> **TASK INSTRUCTIONS**
Records follow. Pull out every line that contains "Google".

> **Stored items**
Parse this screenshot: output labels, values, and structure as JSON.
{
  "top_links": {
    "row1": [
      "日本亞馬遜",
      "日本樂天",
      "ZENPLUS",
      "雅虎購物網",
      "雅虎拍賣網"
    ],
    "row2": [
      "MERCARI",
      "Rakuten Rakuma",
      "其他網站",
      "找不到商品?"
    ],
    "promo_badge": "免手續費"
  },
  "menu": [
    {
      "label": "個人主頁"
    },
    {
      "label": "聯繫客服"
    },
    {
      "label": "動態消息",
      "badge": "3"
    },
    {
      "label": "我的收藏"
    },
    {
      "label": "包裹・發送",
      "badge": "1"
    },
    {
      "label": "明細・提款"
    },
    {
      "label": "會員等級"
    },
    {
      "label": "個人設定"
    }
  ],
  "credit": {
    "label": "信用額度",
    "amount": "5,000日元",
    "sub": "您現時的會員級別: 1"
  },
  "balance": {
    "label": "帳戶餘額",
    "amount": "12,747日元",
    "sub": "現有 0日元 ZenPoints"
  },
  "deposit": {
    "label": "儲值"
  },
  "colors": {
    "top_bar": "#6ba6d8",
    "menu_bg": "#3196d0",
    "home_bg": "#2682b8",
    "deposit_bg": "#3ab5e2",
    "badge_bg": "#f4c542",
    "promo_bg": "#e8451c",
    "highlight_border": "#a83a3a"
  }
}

* * *

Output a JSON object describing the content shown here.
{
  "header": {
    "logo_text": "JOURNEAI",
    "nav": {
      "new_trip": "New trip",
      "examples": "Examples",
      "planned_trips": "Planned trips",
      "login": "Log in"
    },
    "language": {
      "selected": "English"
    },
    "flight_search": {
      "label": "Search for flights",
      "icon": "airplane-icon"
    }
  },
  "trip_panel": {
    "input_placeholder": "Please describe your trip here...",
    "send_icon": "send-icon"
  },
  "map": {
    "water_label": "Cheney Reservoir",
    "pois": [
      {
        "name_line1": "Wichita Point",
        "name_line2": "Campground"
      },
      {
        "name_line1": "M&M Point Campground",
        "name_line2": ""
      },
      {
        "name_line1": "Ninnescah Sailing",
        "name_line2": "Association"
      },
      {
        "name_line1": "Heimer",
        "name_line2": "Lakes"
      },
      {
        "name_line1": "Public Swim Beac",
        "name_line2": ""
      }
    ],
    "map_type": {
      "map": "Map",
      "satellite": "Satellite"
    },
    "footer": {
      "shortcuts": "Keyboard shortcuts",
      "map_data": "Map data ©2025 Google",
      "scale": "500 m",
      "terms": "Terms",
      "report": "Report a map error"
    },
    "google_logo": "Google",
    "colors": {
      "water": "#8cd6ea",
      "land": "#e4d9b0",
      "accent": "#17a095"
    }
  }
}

> **REPLY**
      "map_data": "Map data ©2025 Google",
    "google_logo": "Google",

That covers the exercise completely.